[start of Records for this exercise]
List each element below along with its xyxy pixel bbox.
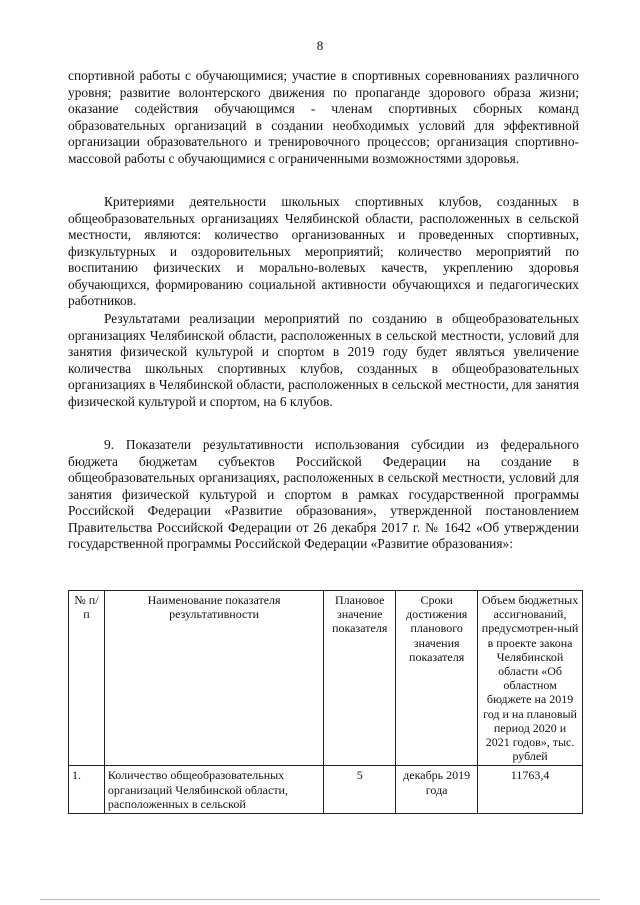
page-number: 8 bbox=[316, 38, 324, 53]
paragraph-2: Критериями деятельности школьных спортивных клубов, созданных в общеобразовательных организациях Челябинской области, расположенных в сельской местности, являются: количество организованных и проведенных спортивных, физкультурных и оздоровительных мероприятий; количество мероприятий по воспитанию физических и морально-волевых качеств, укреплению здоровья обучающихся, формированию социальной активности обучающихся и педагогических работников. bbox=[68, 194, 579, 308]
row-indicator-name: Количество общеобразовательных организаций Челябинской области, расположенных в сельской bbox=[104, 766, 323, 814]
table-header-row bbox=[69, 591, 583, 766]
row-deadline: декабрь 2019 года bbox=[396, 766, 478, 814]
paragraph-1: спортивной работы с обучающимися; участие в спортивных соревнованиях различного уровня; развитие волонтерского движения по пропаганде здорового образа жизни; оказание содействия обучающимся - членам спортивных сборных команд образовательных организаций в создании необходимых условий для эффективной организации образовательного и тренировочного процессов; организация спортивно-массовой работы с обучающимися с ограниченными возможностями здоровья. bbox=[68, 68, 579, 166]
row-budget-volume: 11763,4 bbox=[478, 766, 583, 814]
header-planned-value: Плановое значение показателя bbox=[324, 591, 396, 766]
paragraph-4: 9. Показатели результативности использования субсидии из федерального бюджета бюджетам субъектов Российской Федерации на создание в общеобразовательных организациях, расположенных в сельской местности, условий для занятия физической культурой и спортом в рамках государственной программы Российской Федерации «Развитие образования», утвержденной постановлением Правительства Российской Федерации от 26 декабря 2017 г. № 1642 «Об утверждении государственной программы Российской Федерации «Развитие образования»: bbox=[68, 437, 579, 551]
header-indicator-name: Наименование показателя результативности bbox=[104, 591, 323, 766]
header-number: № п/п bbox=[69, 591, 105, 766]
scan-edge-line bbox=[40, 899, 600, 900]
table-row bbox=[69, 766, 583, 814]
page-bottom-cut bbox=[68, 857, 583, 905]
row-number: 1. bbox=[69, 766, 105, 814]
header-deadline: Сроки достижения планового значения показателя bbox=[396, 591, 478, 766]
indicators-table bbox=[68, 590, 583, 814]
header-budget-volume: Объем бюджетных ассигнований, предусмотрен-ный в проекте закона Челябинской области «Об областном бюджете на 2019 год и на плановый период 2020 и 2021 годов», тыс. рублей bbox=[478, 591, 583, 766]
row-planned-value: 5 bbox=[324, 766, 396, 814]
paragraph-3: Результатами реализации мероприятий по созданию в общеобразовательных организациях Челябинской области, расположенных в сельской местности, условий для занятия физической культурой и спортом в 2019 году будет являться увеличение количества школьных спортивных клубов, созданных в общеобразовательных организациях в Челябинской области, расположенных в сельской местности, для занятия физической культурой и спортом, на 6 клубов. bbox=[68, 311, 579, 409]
[end of Records for this exercise]
▶ _Written instruction_
Reproduce every line of the entries above verbatim, omitting the pictures from your answer.

▶ _Exercise response_
List each element below along with its xyxy pixel bbox.
page-number: 8 bbox=[316, 38, 324, 53]
paragraph-2: Критериями деятельности школьных спортивных клубов, созданных в общеобразовательных организациях Челябинской области, расположенных в сельской местности, являются: количество организованных и проведенных спортивных, физкультурных и оздоровительных мероприятий; количество мероприятий по воспитанию физических и морально-волевых качеств, укреплению здоровья обучающихся, формированию социальной активности обучающихся и педагогических работников. bbox=[68, 194, 579, 308]
row-indicator-name: Количество общеобразовательных организаций Челябинской области, расположенных в сельской bbox=[104, 766, 323, 814]
table-header-row bbox=[69, 591, 583, 766]
row-deadline: декабрь 2019 года bbox=[396, 766, 478, 814]
paragraph-1: спортивной работы с обучающимися; участие в спортивных соревнованиях различного уровня; развитие волонтерского движения по пропаганде здорового образа жизни; оказание содействия обучающимся - членам спортивных сборных команд образовательных организаций в создании необходимых условий для эффективной организации образовательного и тренировочного процессов; организация спортивно-массовой работы с обучающимися с ограниченными возможностями здоровья. bbox=[68, 68, 579, 166]
row-budget-volume: 11763,4 bbox=[478, 766, 583, 814]
header-planned-value: Плановое значение показателя bbox=[324, 591, 396, 766]
paragraph-4: 9. Показатели результативности использования субсидии из федерального бюджета бюджетам субъектов Российской Федерации на создание в общеобразовательных организациях, расположенных в сельской местности, условий для занятия физической культурой и спортом в рамках государственной программы Российской Федерации «Развитие образования», утвержденной постановлением Правительства Российской Федерации от 26 декабря 2017 г. № 1642 «Об утверждении государственной программы Российской Федерации «Развитие образования»: bbox=[68, 437, 579, 551]
header-indicator-name: Наименование показателя результативности bbox=[104, 591, 323, 766]
header-number: № п/п bbox=[69, 591, 105, 766]
scan-edge-line bbox=[40, 899, 600, 900]
table-row bbox=[69, 766, 583, 814]
page-bottom-cut bbox=[68, 857, 583, 905]
row-number: 1. bbox=[69, 766, 105, 814]
header-deadline: Сроки достижения планового значения показателя bbox=[396, 591, 478, 766]
indicators-table bbox=[68, 590, 583, 814]
header-budget-volume: Объем бюджетных ассигнований, предусмотрен-ный в проекте закона Челябинской области «Об областном бюджете на 2019 год и на плановый период 2020 и 2021 годов», тыс. рублей bbox=[478, 591, 583, 766]
row-planned-value: 5 bbox=[324, 766, 396, 814]
paragraph-3: Результатами реализации мероприятий по созданию в общеобразовательных организациях Челябинской области, расположенных в сельской местности, условий для занятия физической культурой и спортом в 2019 году будет являться увеличение количества школьных спортивных клубов, созданных в общеобразовательных организациях в Челябинской области, расположенных в сельской местности, для занятия физической культурой и спортом, на 6 клубов. bbox=[68, 311, 579, 409]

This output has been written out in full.